**Aim:** Print the records again, character for character.

==== Entries provided ====

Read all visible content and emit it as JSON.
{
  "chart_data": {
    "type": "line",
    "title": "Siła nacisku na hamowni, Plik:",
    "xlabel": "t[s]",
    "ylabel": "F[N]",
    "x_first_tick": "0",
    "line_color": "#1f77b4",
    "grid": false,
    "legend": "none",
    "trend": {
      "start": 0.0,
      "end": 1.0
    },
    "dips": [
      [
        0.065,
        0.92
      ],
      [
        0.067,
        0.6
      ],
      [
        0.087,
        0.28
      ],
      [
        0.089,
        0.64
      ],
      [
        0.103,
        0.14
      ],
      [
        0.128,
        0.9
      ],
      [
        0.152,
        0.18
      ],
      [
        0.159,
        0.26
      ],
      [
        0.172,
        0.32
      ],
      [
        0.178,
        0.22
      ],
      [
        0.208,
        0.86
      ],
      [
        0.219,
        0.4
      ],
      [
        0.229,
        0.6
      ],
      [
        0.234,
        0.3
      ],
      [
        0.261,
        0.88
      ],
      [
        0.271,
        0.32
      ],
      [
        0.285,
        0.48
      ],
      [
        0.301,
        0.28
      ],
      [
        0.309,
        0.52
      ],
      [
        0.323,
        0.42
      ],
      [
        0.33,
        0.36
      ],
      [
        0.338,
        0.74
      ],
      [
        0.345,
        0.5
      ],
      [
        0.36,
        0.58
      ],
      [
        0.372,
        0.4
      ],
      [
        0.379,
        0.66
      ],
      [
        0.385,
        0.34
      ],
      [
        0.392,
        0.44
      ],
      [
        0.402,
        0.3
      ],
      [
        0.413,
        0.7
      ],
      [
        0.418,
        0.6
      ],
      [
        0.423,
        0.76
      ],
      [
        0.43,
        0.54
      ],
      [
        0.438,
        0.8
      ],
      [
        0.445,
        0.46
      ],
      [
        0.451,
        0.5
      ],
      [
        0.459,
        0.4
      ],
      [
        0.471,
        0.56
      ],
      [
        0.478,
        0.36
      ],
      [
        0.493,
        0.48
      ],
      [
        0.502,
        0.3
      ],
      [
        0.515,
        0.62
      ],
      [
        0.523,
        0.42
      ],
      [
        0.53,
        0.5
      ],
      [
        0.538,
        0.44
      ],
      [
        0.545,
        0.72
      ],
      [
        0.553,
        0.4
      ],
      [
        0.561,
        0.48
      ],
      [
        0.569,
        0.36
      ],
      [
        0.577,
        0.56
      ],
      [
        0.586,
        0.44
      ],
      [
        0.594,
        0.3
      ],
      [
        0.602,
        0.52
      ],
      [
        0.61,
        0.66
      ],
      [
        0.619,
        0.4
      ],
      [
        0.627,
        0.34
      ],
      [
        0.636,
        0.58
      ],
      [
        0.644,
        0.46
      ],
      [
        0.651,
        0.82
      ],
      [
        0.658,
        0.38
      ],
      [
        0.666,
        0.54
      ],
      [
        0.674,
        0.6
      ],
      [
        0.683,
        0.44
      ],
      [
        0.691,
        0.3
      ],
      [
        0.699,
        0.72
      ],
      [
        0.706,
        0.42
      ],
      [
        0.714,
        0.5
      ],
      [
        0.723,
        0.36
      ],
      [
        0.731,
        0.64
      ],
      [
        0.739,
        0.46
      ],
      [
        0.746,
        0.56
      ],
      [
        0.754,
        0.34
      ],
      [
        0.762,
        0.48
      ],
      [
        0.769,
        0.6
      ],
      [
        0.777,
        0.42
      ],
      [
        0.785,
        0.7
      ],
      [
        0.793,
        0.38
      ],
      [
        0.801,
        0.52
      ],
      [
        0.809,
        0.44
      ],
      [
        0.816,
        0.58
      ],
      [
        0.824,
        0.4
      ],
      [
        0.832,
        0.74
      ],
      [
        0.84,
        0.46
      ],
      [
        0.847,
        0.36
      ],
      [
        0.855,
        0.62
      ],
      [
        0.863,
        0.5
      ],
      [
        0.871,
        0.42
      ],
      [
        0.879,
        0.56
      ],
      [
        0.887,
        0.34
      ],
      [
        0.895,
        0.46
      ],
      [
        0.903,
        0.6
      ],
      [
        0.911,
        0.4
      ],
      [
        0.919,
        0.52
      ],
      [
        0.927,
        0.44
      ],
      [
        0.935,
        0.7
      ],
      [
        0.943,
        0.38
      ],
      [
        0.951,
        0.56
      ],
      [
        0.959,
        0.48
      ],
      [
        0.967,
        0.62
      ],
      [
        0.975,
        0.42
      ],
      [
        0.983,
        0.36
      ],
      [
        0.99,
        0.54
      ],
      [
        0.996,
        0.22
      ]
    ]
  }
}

====

**Result of this task:**
Read all visible content and emit it as JSON.
{
  "chart_data": {
    "type": "line",
    "title": "Siła nacisku na hamowni, Plik:",
    "xlabel": "t[s]",
    "ylabel": "F[N]",
    "x_first_tick": "0",
    "line_color": "#1f77b4",
    "grid": false,
    "legend": "none",
    "trend": {
      "start": 0.0,
      "end": 1.0
    },
    "dips": [
      [
        0.065,
        0.92
      ],
      [
        0.067,
        0.6
      ],
      [
        0.087,
        0.28
      ],
      [
        0.089,
        0.64
      ],
      [
        0.103,
        0.14
      ],
      [
        0.128,
        0.9
      ],
      [
        0.152,
        0.18
      ],
      [
        0.159,
        0.26
      ],
      [
        0.172,
        0.32
      ],
      [
        0.178,
        0.22
      ],
      [
        0.208,
        0.86
      ],
      [
        0.219,
        0.4
      ],
      [
        0.229,
        0.6
      ],
      [
        0.234,
        0.3
      ],
      [
        0.261,
        0.88
      ],
      [
        0.271,
        0.32
      ],
      [
        0.285,
        0.48
      ],
      [
        0.301,
        0.28
      ],
      [
        0.309,
        0.52
      ],
      [
        0.323,
        0.42
      ],
      [
        0.33,
        0.36
      ],
      [
        0.338,
        0.74
      ],
      [
        0.345,
        0.5
      ],
      [
        0.36,
        0.58
      ],
      [
        0.372,
        0.4
      ],
      [
        0.379,
        0.66
      ],
      [
        0.385,
        0.34
      ],
      [
        0.392,
        0.44
      ],
      [
        0.402,
        0.3
      ],
      [
        0.413,
        0.7
      ],
      [
        0.418,
        0.6
      ],
      [
        0.423,
        0.76
      ],
      [
        0.43,
        0.54
      ],
      [
        0.438,
        0.8
      ],
      [
        0.445,
        0.46
      ],
      [
        0.451,
        0.5
      ],
      [
        0.459,
        0.4
      ],
      [
        0.471,
        0.56
      ],
      [
        0.478,
        0.36
      ],
      [
        0.493,
        0.48
      ],
      [
        0.502,
        0.3
      ],
      [
        0.515,
        0.62
      ],
      [
        0.523,
        0.42
      ],
      [
        0.53,
        0.5
      ],
      [
        0.538,
        0.44
      ],
      [
        0.545,
        0.72
      ],
      [
        0.553,
        0.4
      ],
      [
        0.561,
        0.48
      ],
      [
        0.569,
        0.36
      ],
      [
        0.577,
        0.56
      ],
      [
        0.586,
        0.44
      ],
      [
        0.594,
        0.3
      ],
      [
        0.602,
        0.52
      ],
      [
        0.61,
        0.66
      ],
      [
        0.619,
        0.4
      ],
      [
        0.627,
        0.34
      ],
      [
        0.636,
        0.58
      ],
      [
        0.644,
        0.46
      ],
      [
        0.651,
        0.82
      ],
      [
        0.658,
        0.38
      ],
      [
        0.666,
        0.54
      ],
      [
        0.674,
        0.6
      ],
      [
        0.683,
        0.44
      ],
      [
        0.691,
        0.3
      ],
      [
        0.699,
        0.72
      ],
      [
        0.706,
        0.42
      ],
      [
        0.714,
        0.5
      ],
      [
        0.723,
        0.36
      ],
      [
        0.731,
        0.64
      ],
      [
        0.739,
        0.46
      ],
      [
        0.746,
        0.56
      ],
      [
        0.754,
        0.34
      ],
      [
        0.762,
        0.48
      ],
      [
        0.769,
        0.6
      ],
      [
        0.777,
        0.42
      ],
      [
        0.785,
        0.7
      ],
      [
        0.793,
        0.38
      ],
      [
        0.801,
        0.52
      ],
      [
        0.809,
        0.44
      ],
      [
        0.816,
        0.58
      ],
      [
        0.824,
        0.4
      ],
      [
        0.832,
        0.74
      ],
      [
        0.84,
        0.46
      ],
      [
        0.847,
        0.36
      ],
      [
        0.855,
        0.62
      ],
      [
        0.863,
        0.5
      ],
      [
        0.871,
        0.42
      ],
      [
        0.879,
        0.56
      ],
      [
        0.887,
        0.34
      ],
      [
        0.895,
        0.46
      ],
      [
        0.903,
        0.6
      ],
      [
        0.911,
        0.4
      ],
      [
        0.919,
        0.52
      ],
      [
        0.927,
        0.44
      ],
      [
        0.935,
        0.7
      ],
      [
        0.943,
        0.38
      ],
      [
        0.951,
        0.56
      ],
      [
        0.959,
        0.48
      ],
      [
        0.967,
        0.62
      ],
      [
        0.975,
        0.42
      ],
      [
        0.983,
        0.36
      ],
      [
        0.99,
        0.54
      ],
      [
        0.996,
        0.22
      ]
    ]
  }
}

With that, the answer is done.